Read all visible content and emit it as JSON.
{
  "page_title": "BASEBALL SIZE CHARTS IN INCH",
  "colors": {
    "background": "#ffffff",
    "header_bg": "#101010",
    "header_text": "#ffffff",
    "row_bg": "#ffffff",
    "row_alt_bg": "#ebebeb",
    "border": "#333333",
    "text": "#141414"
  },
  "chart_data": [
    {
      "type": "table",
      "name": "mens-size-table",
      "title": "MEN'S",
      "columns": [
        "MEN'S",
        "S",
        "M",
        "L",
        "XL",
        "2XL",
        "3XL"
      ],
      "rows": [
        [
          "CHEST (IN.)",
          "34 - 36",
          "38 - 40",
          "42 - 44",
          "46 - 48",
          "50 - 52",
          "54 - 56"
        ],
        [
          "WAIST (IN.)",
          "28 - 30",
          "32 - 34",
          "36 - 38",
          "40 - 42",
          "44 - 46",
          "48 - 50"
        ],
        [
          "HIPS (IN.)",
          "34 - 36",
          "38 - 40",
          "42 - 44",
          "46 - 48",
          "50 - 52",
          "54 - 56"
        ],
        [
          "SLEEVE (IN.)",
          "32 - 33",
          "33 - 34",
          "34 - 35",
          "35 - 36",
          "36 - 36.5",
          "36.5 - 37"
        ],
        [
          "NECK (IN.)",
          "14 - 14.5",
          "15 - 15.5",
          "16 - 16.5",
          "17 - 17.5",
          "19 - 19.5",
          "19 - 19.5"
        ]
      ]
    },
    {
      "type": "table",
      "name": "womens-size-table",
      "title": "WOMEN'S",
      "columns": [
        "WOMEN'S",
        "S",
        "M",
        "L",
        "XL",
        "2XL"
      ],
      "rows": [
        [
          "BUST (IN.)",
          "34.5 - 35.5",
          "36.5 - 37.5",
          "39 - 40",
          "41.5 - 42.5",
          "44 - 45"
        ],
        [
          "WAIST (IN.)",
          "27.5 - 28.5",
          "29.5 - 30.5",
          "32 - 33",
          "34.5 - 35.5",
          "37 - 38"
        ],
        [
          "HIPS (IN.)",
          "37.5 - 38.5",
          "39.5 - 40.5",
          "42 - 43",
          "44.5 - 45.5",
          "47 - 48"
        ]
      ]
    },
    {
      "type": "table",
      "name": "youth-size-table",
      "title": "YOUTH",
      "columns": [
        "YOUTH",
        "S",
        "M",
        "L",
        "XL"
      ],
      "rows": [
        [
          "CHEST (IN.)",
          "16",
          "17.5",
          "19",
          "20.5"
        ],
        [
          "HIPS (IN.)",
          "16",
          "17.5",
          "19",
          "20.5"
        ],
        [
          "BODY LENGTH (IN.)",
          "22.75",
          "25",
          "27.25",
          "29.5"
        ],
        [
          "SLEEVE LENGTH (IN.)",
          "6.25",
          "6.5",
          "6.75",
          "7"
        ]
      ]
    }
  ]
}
======
• **What is expected**:
Say the number of lines in the listing that hold "ffffff", with no added words.

• **Result**:
3